=== MATERIAL FOR THE TASK ===
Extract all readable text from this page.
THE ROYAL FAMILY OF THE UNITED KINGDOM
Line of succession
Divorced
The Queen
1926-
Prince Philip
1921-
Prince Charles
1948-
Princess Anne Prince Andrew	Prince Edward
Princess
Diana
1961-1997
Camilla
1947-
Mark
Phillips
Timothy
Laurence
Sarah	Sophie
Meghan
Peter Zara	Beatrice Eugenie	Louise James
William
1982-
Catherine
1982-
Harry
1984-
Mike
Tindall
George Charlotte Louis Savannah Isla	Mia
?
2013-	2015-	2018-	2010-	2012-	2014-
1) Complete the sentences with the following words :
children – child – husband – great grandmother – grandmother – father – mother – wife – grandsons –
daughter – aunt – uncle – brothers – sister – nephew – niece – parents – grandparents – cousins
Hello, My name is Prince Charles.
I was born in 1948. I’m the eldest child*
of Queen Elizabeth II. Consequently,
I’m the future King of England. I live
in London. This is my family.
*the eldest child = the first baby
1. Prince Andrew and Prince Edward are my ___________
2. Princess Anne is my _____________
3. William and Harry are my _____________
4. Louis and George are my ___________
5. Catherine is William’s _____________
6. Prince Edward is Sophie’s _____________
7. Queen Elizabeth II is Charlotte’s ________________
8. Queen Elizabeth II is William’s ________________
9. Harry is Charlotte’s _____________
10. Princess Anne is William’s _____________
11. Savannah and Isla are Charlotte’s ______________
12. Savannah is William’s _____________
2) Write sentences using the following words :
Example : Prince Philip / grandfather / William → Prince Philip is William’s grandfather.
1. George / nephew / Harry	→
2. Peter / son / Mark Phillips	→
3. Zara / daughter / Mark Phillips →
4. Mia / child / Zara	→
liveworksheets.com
===
» GIVEN PROBLEM: State how many lines of the records above contain "Charlotte", with no words besides the number.

» COMPLETED TASK: 4